◆ REQUIRED TASK ◆
Emit a verbatim copy of the lines running from the line with "What's the underlying" through the end of the material below.

◆ MATERIAL SHOWN ◆
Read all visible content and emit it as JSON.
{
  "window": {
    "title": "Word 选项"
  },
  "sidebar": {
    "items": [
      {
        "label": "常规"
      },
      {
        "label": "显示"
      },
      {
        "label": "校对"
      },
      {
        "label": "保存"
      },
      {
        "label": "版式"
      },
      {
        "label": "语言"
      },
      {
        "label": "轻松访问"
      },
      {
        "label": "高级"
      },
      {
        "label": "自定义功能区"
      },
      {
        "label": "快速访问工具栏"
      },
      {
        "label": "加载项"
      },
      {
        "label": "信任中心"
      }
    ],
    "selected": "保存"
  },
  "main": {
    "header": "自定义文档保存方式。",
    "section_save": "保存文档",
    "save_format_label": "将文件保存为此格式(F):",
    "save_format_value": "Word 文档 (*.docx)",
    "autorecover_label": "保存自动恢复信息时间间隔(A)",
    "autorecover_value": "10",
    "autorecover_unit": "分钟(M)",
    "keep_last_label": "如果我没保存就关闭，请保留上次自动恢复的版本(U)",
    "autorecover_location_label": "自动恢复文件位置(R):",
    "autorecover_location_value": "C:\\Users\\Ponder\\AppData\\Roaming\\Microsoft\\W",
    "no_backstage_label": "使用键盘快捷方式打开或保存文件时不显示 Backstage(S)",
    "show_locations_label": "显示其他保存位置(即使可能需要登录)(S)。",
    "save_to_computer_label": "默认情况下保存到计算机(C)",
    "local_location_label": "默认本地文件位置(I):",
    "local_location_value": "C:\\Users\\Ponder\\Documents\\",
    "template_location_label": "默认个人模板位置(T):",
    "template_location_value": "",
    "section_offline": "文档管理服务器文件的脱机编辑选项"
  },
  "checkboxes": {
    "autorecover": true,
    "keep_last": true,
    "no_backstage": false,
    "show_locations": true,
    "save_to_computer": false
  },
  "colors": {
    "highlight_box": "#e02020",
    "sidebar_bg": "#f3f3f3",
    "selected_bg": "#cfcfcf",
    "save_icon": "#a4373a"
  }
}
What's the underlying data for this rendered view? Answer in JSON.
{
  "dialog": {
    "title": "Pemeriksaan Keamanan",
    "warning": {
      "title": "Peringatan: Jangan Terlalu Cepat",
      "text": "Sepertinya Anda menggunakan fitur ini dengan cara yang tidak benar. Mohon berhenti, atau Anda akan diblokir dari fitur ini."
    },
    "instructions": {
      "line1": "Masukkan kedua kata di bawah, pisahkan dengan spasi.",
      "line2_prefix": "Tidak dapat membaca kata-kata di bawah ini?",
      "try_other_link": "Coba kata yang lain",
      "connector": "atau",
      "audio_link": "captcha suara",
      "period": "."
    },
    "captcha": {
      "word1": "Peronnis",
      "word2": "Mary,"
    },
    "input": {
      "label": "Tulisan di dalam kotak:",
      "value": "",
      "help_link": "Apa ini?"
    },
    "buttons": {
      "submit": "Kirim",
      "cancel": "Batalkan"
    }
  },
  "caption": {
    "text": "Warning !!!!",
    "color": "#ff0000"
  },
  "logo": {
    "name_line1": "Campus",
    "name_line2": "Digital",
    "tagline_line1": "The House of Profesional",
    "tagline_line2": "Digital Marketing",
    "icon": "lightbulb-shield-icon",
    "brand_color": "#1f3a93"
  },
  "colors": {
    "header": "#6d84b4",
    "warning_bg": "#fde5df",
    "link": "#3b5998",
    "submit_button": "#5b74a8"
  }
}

◆ REPLY ◆
What's the underlying data for this rendered view? Answer in JSON.
{
  "dialog": {
    "title": "Pemeriksaan Keamanan",
    "warning": {
      "title": "Peringatan: Jangan Terlalu Cepat",
      "text": "Sepertinya Anda menggunakan fitur ini dengan cara yang tidak benar. Mohon berhenti, atau Anda akan diblokir dari fitur ini."
    },
    "instructions": {
      "line1": "Masukkan kedua kata di bawah, pisahkan dengan spasi.",
      "line2_prefix": "Tidak dapat membaca kata-kata di bawah ini?",
      "try_other_link": "Coba kata yang lain",
      "connector": "atau",
      "audio_link": "captcha suara",
      "period": "."
    },
    "captcha": {
      "word1": "Peronnis",
      "word2": "Mary,"
    },
    "input": {
      "label": "Tulisan di dalam kotak:",
      "value": "",
      "help_link": "Apa ini?"
    },
    "buttons": {
      "submit": "Kirim",
      "cancel": "Batalkan"
    }
  },
  "caption": {
    "text": "Warning !!!!",
    "color": "#ff0000"
  },
  "logo": {
    "name_line1": "Campus",
    "name_line2": "Digital",
    "tagline_line1": "The House of Profesional",
    "tagline_line2": "Digital Marketing",
    "icon": "lightbulb-shield-icon",
    "brand_color": "#1f3a93"
  },
  "colors": {
    "header": "#6d84b4",
    "warning_bg": "#fde5df",
    "link": "#3b5998",
    "submit_button": "#5b74a8"
  }
}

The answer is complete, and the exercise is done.